Given information start

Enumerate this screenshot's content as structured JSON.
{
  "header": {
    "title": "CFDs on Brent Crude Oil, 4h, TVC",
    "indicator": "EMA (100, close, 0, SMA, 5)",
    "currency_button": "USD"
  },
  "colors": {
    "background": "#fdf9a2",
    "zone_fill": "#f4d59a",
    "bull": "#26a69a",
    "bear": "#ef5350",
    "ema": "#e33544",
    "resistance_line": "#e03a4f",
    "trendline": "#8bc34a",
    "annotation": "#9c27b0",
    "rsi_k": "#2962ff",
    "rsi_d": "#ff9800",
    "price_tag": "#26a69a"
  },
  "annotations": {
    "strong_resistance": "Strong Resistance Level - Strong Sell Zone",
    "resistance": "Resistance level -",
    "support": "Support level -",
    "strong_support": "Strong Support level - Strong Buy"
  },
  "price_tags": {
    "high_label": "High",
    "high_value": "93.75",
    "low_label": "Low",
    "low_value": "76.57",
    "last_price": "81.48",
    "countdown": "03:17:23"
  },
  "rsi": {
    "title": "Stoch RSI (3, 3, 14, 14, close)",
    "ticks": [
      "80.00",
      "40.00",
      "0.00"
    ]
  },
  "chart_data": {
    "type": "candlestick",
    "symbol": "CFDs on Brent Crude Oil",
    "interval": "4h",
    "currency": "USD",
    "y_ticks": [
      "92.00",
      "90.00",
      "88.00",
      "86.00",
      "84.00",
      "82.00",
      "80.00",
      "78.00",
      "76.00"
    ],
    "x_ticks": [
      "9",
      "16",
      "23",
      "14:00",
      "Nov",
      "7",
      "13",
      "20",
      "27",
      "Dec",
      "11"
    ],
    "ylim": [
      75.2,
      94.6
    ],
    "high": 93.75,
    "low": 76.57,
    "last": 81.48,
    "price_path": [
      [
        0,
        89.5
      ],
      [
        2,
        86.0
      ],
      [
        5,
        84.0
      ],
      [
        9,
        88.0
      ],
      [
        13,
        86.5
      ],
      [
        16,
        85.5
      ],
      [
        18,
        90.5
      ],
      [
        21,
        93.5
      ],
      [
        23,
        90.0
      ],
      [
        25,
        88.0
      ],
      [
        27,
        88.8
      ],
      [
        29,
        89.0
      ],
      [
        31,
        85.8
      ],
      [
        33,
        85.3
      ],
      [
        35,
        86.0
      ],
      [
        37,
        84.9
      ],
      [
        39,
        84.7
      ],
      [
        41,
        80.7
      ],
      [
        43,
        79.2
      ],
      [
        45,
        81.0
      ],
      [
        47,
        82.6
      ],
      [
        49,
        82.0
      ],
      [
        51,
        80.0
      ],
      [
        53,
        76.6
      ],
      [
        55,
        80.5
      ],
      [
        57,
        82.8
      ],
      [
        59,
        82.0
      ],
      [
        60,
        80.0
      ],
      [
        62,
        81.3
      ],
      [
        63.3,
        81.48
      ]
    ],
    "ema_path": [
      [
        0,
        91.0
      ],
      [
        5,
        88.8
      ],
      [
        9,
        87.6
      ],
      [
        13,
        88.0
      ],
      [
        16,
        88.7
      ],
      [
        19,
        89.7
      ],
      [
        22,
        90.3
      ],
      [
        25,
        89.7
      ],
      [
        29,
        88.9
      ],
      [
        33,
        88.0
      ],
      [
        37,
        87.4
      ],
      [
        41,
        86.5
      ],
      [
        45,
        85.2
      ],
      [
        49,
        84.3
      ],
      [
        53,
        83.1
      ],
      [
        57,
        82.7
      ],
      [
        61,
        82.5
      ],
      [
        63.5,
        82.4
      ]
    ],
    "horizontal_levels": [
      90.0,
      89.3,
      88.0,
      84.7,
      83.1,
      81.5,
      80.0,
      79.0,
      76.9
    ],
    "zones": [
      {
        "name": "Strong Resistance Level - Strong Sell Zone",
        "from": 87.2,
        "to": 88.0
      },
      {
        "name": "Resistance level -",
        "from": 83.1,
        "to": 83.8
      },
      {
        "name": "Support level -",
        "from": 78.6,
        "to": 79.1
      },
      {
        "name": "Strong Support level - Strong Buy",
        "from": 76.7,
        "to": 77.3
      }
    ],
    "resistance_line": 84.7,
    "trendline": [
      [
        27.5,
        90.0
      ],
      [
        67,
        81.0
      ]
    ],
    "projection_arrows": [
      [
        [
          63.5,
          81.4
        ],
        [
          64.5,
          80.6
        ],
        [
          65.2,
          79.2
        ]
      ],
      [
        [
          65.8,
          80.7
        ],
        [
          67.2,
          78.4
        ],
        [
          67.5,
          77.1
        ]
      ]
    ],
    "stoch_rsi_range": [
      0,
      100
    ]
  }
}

Given information end

Retype every record above exactly as it appears.

Enumerate this screenshot's content as structured JSON.
{
  "header": {
    "title": "CFDs on Brent Crude Oil, 4h, TVC",
    "indicator": "EMA (100, close, 0, SMA, 5)",
    "currency_button": "USD"
  },
  "colors": {
    "background": "#fdf9a2",
    "zone_fill": "#f4d59a",
    "bull": "#26a69a",
    "bear": "#ef5350",
    "ema": "#e33544",
    "resistance_line": "#e03a4f",
    "trendline": "#8bc34a",
    "annotation": "#9c27b0",
    "rsi_k": "#2962ff",
    "rsi_d": "#ff9800",
    "price_tag": "#26a69a"
  },
  "annotations": {
    "strong_resistance": "Strong Resistance Level - Strong Sell Zone",
    "resistance": "Resistance level -",
    "support": "Support level -",
    "strong_support": "Strong Support level - Strong Buy"
  },
  "price_tags": {
    "high_label": "High",
    "high_value": "93.75",
    "low_label": "Low",
    "low_value": "76.57",
    "last_price": "81.48",
    "countdown": "03:17:23"
  },
  "rsi": {
    "title": "Stoch RSI (3, 3, 14, 14, close)",
    "ticks": [
      "80.00",
      "40.00",
      "0.00"
    ]
  },
  "chart_data": {
    "type": "candlestick",
    "symbol": "CFDs on Brent Crude Oil",
    "interval": "4h",
    "currency": "USD",
    "y_ticks": [
      "92.00",
      "90.00",
      "88.00",
      "86.00",
      "84.00",
      "82.00",
      "80.00",
      "78.00",
      "76.00"
    ],
    "x_ticks": [
      "9",
      "16",
      "23",
      "14:00",
      "Nov",
      "7",
      "13",
      "20",
      "27",
      "Dec",
      "11"
    ],
    "ylim": [
      75.2,
      94.6
    ],
    "high": 93.75,
    "low": 76.57,
    "last": 81.48,
    "price_path": [
      [
        0,
        89.5
      ],
      [
        2,
        86.0
      ],
      [
        5,
        84.0
      ],
      [
        9,
        88.0
      ],
      [
        13,
        86.5
      ],
      [
        16,
        85.5
      ],
      [
        18,
        90.5
      ],
      [
        21,
        93.5
      ],
      [
        23,
        90.0
      ],
      [
        25,
        88.0
      ],
      [
        27,
        88.8
      ],
      [
        29,
        89.0
      ],
      [
        31,
        85.8
      ],
      [
        33,
        85.3
      ],
      [
        35,
        86.0
      ],
      [
        37,
        84.9
      ],
      [
        39,
        84.7
      ],
      [
        41,
        80.7
      ],
      [
        43,
        79.2
      ],
      [
        45,
        81.0
      ],
      [
        47,
        82.6
      ],
      [
        49,
        82.0
      ],
      [
        51,
        80.0
      ],
      [
        53,
        76.6
      ],
      [
        55,
        80.5
      ],
      [
        57,
        82.8
      ],
      [
        59,
        82.0
      ],
      [
        60,
        80.0
      ],
      [
        62,
        81.3
      ],
      [
        63.3,
        81.48
      ]
    ],
    "ema_path": [
      [
        0,
        91.0
      ],
      [
        5,
        88.8
      ],
      [
        9,
        87.6
      ],
      [
        13,
        88.0
      ],
      [
        16,
        88.7
      ],
      [
        19,
        89.7
      ],
      [
        22,
        90.3
      ],
      [
        25,
        89.7
      ],
      [
        29,
        88.9
      ],
      [
        33,
        88.0
      ],
      [
        37,
        87.4
      ],
      [
        41,
        86.5
      ],
      [
        45,
        85.2
      ],
      [
        49,
        84.3
      ],
      [
        53,
        83.1
      ],
      [
        57,
        82.7
      ],
      [
        61,
        82.5
      ],
      [
        63.5,
        82.4
      ]
    ],
    "horizontal_levels": [
      90.0,
      89.3,
      88.0,
      84.7,
      83.1,
      81.5,
      80.0,
      79.0,
      76.9
    ],
    "zones": [
      {
        "name": "Strong Resistance Level - Strong Sell Zone",
        "from": 87.2,
        "to": 88.0
      },
      {
        "name": "Resistance level -",
        "from": 83.1,
        "to": 83.8
      },
      {
        "name": "Support level -",
        "from": 78.6,
        "to": 79.1
      },
      {
        "name": "Strong Support level - Strong Buy",
        "from": 76.7,
        "to": 77.3
      }
    ],
    "resistance_line": 84.7,
    "trendline": [
      [
        27.5,
        90.0
      ],
      [
        67,
        81.0
      ]
    ],
    "projection_arrows": [
      [
        [
          63.5,
          81.4
        ],
        [
          64.5,
          80.6
        ],
        [
          65.2,
          79.2
        ]
      ],
      [
        [
          65.8,
          80.7
        ],
        [
          67.2,
          78.4
        ],
        [
          67.5,
          77.1
        ]
      ]
    ],
    "stoch_rsi_range": [
      0,
      100
    ]
  }
}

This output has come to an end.